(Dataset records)
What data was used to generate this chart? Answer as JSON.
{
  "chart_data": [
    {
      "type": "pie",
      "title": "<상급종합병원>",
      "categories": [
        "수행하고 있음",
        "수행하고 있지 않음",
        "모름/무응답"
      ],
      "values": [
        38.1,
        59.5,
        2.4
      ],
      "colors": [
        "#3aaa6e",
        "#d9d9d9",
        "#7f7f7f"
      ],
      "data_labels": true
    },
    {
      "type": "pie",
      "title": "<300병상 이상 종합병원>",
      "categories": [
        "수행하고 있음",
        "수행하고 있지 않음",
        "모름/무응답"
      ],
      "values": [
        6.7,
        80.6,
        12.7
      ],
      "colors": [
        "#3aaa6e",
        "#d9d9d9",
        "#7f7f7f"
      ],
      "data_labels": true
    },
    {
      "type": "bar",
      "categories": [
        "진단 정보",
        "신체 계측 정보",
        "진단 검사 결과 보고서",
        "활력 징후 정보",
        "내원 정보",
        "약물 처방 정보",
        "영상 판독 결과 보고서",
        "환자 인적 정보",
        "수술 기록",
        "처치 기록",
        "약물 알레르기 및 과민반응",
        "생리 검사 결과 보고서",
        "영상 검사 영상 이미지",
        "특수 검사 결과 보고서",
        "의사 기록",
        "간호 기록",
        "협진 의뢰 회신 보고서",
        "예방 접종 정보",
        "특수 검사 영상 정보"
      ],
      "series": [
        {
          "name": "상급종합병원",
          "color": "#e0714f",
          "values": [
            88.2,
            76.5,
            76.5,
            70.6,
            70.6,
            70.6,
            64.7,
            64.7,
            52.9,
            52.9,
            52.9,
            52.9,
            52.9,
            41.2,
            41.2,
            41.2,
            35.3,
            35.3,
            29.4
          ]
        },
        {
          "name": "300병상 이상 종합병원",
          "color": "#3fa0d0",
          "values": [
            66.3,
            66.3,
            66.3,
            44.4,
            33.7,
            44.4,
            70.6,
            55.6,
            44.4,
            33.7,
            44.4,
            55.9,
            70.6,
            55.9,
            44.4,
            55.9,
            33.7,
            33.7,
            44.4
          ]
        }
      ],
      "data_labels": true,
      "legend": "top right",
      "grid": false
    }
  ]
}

* * *

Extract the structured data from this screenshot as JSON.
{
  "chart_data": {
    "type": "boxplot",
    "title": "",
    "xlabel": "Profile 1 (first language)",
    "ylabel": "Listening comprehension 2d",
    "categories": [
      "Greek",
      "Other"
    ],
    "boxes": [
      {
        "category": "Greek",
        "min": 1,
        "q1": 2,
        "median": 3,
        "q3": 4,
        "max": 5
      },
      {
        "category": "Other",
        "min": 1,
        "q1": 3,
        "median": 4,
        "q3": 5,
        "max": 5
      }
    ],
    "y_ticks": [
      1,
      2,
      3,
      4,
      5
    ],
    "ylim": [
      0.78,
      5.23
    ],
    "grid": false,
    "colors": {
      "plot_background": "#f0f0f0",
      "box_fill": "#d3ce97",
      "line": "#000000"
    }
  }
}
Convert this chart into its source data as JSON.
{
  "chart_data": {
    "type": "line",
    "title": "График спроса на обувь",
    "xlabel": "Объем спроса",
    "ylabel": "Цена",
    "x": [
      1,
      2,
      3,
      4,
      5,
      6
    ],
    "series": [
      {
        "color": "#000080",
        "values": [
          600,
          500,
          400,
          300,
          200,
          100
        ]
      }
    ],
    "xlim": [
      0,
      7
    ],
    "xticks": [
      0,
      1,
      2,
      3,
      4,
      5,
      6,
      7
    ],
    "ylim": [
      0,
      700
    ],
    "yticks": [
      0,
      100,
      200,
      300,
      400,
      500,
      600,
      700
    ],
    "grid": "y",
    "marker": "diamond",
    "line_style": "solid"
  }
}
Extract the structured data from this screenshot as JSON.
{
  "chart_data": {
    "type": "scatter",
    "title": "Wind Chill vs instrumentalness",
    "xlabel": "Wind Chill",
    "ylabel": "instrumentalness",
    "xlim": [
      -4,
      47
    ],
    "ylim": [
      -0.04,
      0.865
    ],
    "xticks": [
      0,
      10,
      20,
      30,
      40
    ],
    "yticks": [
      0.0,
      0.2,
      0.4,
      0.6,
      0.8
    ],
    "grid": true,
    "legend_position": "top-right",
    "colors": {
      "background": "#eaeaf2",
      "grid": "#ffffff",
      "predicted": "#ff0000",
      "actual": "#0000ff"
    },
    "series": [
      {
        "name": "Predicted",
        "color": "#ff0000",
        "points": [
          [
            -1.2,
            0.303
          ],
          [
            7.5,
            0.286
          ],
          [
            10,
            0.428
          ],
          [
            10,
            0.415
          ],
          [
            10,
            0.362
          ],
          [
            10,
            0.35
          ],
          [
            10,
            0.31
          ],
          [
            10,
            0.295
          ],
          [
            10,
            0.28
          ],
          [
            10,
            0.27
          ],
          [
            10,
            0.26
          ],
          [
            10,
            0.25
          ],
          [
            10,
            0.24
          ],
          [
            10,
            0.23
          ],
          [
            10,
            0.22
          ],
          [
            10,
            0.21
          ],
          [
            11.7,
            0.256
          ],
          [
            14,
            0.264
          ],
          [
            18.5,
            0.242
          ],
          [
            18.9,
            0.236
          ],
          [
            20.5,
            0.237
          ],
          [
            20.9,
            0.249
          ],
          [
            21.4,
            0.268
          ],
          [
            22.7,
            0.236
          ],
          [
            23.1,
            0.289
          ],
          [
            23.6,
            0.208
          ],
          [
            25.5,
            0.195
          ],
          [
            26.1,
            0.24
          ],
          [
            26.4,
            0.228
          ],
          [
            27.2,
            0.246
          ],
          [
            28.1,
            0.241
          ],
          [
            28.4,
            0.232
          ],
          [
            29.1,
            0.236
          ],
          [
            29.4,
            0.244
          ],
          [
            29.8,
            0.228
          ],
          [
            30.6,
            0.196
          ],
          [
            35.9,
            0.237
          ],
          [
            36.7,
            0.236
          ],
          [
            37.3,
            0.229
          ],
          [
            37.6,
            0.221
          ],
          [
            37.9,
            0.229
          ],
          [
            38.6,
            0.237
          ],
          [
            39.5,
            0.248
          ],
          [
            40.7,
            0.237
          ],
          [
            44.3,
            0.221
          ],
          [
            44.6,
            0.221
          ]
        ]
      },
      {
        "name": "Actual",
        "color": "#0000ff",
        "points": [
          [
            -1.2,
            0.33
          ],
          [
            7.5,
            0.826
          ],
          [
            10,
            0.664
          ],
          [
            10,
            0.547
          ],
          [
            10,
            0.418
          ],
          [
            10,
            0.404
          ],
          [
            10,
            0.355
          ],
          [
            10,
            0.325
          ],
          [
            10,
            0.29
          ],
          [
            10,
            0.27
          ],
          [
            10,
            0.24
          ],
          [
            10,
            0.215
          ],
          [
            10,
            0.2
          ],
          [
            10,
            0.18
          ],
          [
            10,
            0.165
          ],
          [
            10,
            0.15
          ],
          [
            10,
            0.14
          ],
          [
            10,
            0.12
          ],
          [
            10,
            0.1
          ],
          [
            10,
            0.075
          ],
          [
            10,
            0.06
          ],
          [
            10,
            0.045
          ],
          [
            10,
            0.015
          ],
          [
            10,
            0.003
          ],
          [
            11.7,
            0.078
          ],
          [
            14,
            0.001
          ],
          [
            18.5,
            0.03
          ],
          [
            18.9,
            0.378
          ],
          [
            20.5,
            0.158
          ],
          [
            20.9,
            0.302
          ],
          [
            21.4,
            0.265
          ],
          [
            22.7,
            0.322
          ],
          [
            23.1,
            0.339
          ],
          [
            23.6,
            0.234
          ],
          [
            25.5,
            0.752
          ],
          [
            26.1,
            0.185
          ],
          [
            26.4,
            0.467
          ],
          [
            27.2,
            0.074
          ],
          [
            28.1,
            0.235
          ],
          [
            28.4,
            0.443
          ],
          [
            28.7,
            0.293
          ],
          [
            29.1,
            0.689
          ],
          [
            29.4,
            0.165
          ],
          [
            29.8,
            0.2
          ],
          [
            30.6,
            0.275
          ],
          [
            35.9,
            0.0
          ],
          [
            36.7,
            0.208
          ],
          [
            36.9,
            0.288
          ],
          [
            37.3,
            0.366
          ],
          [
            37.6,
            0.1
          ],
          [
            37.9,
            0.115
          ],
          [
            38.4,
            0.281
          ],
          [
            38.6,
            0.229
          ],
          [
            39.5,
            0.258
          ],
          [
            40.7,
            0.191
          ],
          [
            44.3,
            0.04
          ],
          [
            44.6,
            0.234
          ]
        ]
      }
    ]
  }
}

---

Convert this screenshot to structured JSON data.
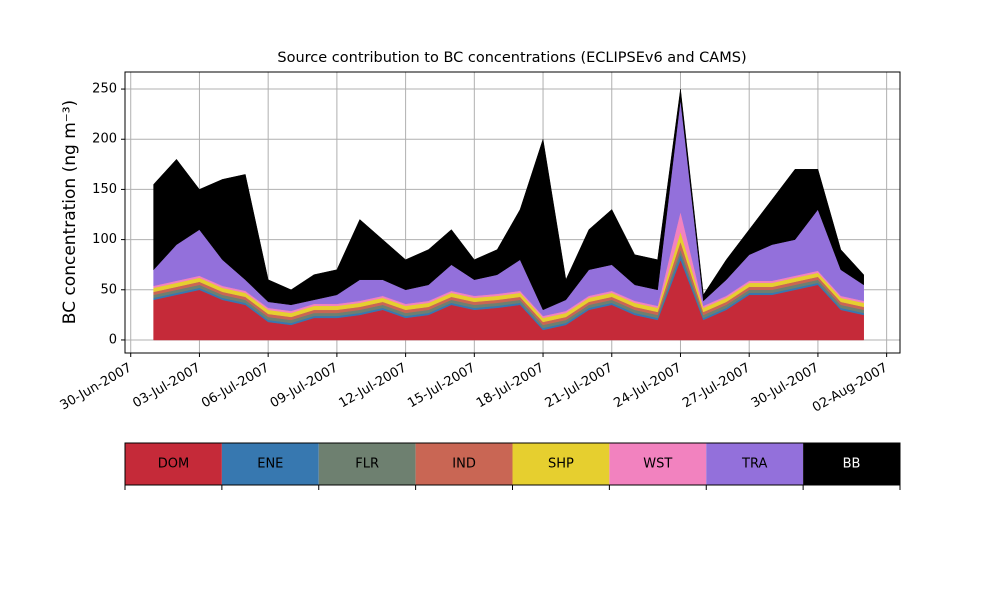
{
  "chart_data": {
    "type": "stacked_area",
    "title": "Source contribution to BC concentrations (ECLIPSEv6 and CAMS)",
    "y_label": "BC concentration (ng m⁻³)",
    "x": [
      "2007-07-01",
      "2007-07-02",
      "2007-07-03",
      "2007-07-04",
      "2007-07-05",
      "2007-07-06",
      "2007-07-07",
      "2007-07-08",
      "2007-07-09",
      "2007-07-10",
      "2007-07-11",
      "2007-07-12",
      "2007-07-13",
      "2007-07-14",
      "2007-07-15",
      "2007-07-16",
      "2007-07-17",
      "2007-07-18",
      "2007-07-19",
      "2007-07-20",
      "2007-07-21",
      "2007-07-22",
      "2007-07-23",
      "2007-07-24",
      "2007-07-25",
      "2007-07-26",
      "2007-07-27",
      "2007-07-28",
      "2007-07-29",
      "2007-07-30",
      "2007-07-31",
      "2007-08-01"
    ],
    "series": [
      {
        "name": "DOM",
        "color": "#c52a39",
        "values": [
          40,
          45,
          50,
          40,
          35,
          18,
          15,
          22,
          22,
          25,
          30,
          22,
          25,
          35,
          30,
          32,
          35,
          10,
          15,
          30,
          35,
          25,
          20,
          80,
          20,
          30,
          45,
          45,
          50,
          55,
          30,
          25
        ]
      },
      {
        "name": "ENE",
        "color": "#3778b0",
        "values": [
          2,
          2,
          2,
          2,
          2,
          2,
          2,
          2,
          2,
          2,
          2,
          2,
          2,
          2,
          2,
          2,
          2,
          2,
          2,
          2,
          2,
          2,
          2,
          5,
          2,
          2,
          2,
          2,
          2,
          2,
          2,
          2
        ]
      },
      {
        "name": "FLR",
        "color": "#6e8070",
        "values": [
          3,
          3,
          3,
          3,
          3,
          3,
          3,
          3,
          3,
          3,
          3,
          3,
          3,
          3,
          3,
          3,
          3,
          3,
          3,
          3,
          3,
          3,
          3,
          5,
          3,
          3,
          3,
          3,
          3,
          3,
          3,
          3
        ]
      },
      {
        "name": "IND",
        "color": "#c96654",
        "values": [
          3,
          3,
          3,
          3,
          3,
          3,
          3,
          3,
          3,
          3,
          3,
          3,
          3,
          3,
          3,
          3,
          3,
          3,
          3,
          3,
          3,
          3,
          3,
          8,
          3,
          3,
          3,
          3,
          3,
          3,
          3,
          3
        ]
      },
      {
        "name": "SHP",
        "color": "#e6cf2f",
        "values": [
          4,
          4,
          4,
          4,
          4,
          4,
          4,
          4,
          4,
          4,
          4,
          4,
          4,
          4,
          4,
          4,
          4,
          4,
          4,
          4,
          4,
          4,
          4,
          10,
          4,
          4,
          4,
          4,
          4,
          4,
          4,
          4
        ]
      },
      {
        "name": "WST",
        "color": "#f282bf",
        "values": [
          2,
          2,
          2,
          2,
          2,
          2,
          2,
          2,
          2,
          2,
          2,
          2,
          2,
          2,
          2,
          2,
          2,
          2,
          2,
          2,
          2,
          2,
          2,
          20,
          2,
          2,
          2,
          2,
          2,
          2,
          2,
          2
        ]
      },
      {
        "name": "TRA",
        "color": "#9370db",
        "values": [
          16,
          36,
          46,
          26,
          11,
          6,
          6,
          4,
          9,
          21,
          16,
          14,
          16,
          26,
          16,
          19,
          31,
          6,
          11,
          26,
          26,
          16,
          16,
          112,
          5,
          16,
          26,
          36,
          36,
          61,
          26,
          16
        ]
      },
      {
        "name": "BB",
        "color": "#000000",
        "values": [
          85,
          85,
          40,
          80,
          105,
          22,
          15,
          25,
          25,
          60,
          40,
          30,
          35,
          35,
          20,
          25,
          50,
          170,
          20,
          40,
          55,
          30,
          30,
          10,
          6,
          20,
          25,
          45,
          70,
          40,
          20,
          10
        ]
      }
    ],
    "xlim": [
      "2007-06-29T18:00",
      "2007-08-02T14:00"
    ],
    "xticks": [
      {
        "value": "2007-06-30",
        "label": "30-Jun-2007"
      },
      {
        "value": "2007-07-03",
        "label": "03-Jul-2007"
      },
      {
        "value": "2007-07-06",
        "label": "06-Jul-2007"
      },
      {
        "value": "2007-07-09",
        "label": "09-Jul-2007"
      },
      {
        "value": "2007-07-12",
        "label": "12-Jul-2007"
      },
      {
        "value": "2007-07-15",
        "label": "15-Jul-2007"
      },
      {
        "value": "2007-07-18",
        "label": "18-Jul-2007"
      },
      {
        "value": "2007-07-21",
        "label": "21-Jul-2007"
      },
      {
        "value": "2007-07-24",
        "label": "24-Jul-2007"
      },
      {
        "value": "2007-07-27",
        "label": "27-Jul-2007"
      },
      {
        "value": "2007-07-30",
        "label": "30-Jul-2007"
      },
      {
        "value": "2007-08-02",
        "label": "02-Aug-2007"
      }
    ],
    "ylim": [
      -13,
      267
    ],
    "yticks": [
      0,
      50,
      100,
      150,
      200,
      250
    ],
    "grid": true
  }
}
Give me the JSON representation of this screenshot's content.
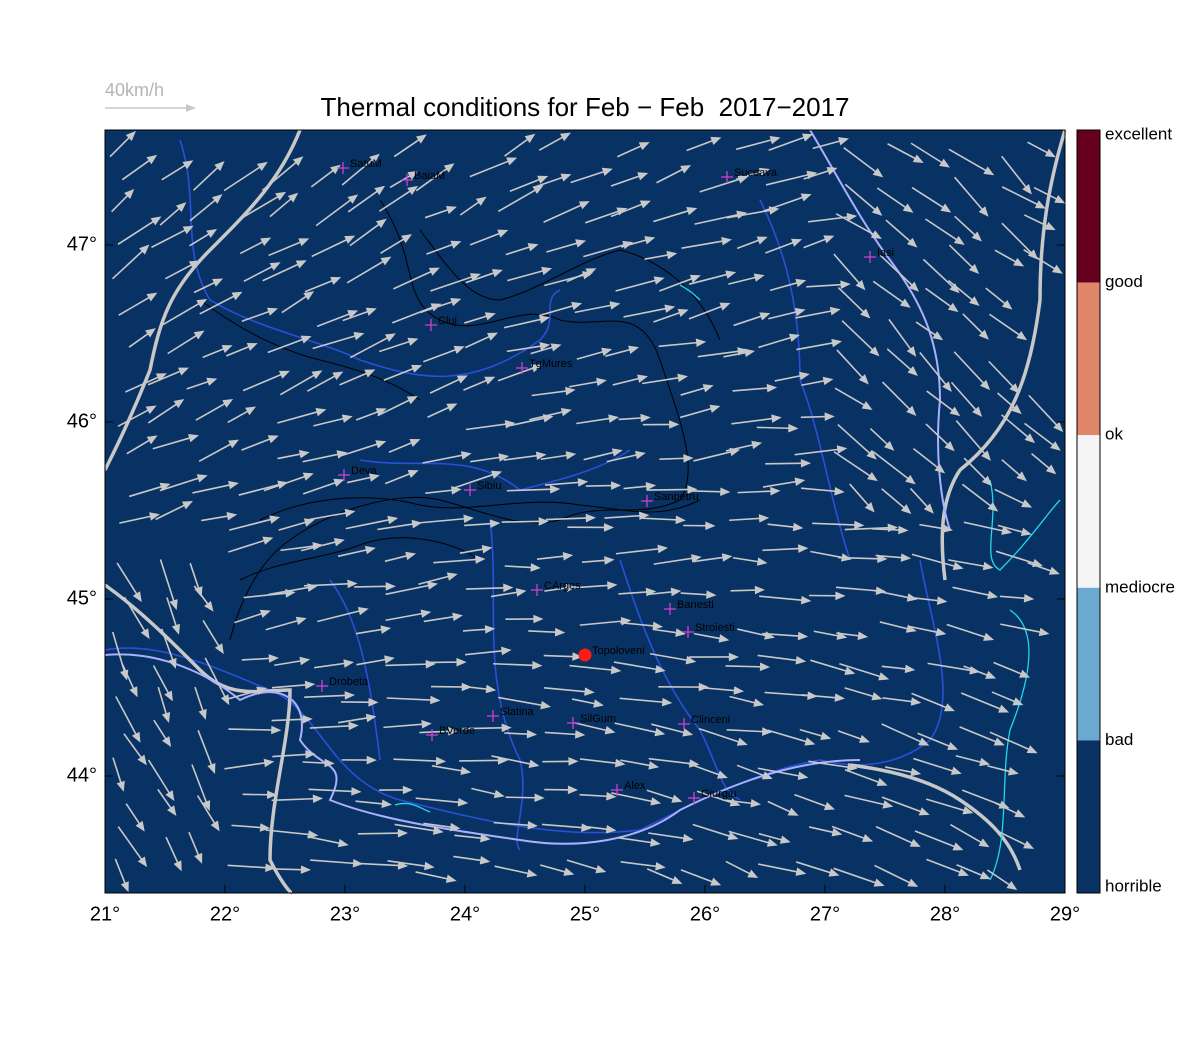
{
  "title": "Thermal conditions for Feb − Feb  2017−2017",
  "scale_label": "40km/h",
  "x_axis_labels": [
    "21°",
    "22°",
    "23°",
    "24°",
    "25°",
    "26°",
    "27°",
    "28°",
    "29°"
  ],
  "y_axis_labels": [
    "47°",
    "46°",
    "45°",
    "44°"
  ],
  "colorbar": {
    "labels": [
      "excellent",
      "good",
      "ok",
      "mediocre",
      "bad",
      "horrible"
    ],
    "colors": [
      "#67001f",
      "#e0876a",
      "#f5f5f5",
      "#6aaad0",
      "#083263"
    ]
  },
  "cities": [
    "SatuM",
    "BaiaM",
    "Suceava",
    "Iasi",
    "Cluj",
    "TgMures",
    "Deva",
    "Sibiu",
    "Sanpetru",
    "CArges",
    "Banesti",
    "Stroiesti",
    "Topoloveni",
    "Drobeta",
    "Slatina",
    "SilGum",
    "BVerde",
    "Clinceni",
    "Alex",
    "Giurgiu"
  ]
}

GIVEN PROBLEM:
In the records above, find each line that holds the word "name"; copy all such lines.

FINISHED ANSWER:
          "name": "상급종합병원",
          "name": "300병상 이상 종합병원",
        "name": "Predicted",
        "name": "Actual",
        "name": "DOM",
        "name": "ENE",
        "name": "FLR",
        "name": "IND",
        "name": "SHP",
        "name": "WST",
        "name": "TRA",
        "name": "BB",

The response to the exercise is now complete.